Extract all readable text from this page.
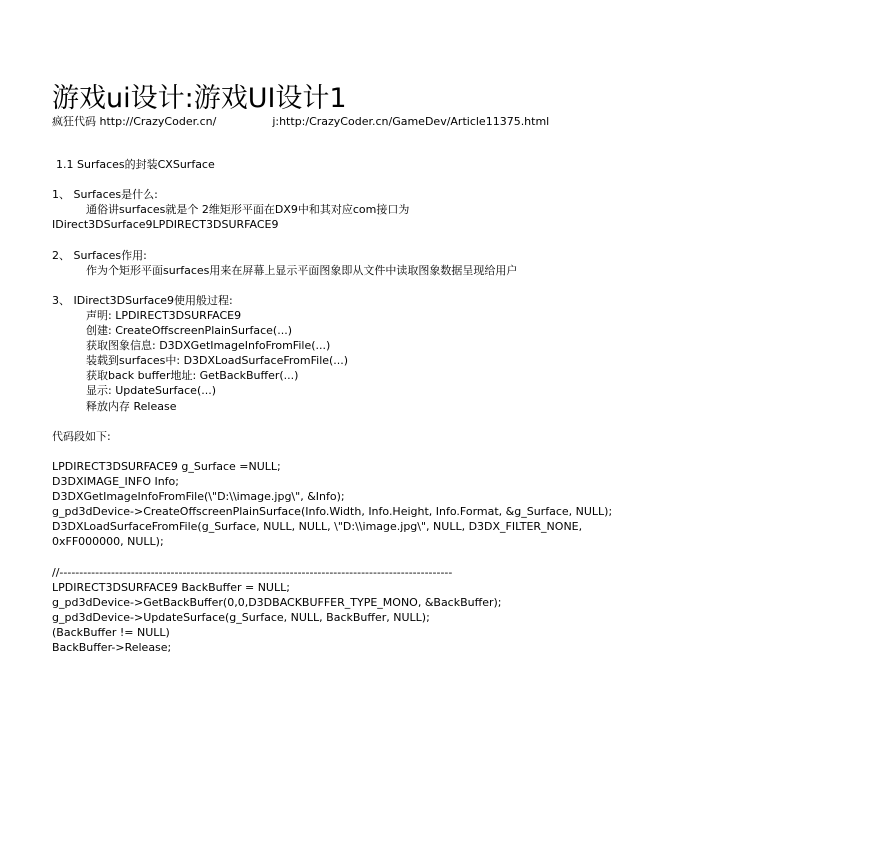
游戏ui设计:游戏UI设计1
疯狂代码 http://CrazyCoder.cn/	j:http:/CrazyCoder.cn/GameDev/Article11375.html
1.1 Surfaces的封装CXSurface
1、 Surfaces是什么:
通俗讲surfaces就是个 2维矩形平面在DX9中和其对应com接口为
IDirect3DSurface9LPDIRECT3DSURFACE9
2、 Surfaces作用:
作为个矩形平面surfaces用来在屏幕上显示平面图象即从文件中读取图象数据呈现给用户
3、 IDirect3DSurface9使用般过程:
声明: LPDIRECT3DSURFACE9
创建: CreateOffscreenPlainSurface(...)
获取图象信息: D3DXGetImageInfoFromFile(...)
装载到surfaces中: D3DXLoadSurfaceFromFile(...)
获取back buffer地址: GetBackBuffer(...)
显示: UpdateSurface(...)
释放内存 Release
代码段如下:
LPDIRECT3DSURFACE9 g_Surface =NULL;
D3DXIMAGE_INFO Info;
D3DXGetImageInfoFromFile(\"D:\\image.jpg\", &Info);
g_pd3dDevice->CreateOffscreenPlainSurface(Info.Width, Info.Height, Info.Format, &g_Surface, NULL);
D3DXLoadSurfaceFromFile(g_Surface, NULL, NULL, \"D:\\image.jpg\", NULL, D3DX_FILTER_NONE,
0xFF000000, NULL);
//---------------------------------------------------------------------------------------------------
LPDIRECT3DSURFACE9 BackBuffer = NULL;
g_pd3dDevice->GetBackBuffer(0,0,D3DBACKBUFFER_TYPE_MONO, &BackBuffer);
g_pd3dDevice->UpdateSurface(g_Surface, NULL, BackBuffer, NULL);
(BackBuffer != NULL)
BackBuffer->Release;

- - - - -

EXERCISE -
Except for the pictures, give all the material above again verbatim.

ANSWER TO THIS PROBLEM -
Extract all readable text from this page.
游戏ui设计:游戏UI设计1
疯狂代码 http://CrazyCoder.cn/	j:http:/CrazyCoder.cn/GameDev/Article11375.html
1.1 Surfaces的封装CXSurface
1、 Surfaces是什么:
通俗讲surfaces就是个 2维矩形平面在DX9中和其对应com接口为
IDirect3DSurface9LPDIRECT3DSURFACE9
2、 Surfaces作用:
作为个矩形平面surfaces用来在屏幕上显示平面图象即从文件中读取图象数据呈现给用户
3、 IDirect3DSurface9使用般过程:
声明: LPDIRECT3DSURFACE9
创建: CreateOffscreenPlainSurface(...)
获取图象信息: D3DXGetImageInfoFromFile(...)
装载到surfaces中: D3DXLoadSurfaceFromFile(...)
获取back buffer地址: GetBackBuffer(...)
显示: UpdateSurface(...)
释放内存 Release
代码段如下:
LPDIRECT3DSURFACE9 g_Surface =NULL;
D3DXIMAGE_INFO Info;
D3DXGetImageInfoFromFile(\"D:\\image.jpg\", &Info);
g_pd3dDevice->CreateOffscreenPlainSurface(Info.Width, Info.Height, Info.Format, &g_Surface, NULL);
D3DXLoadSurfaceFromFile(g_Surface, NULL, NULL, \"D:\\image.jpg\", NULL, D3DX_FILTER_NONE,
0xFF000000, NULL);
//---------------------------------------------------------------------------------------------------
LPDIRECT3DSURFACE9 BackBuffer = NULL;
g_pd3dDevice->GetBackBuffer(0,0,D3DBACKBUFFER_TYPE_MONO, &BackBuffer);
g_pd3dDevice->UpdateSurface(g_Surface, NULL, BackBuffer, NULL);
(BackBuffer != NULL)
BackBuffer->Release;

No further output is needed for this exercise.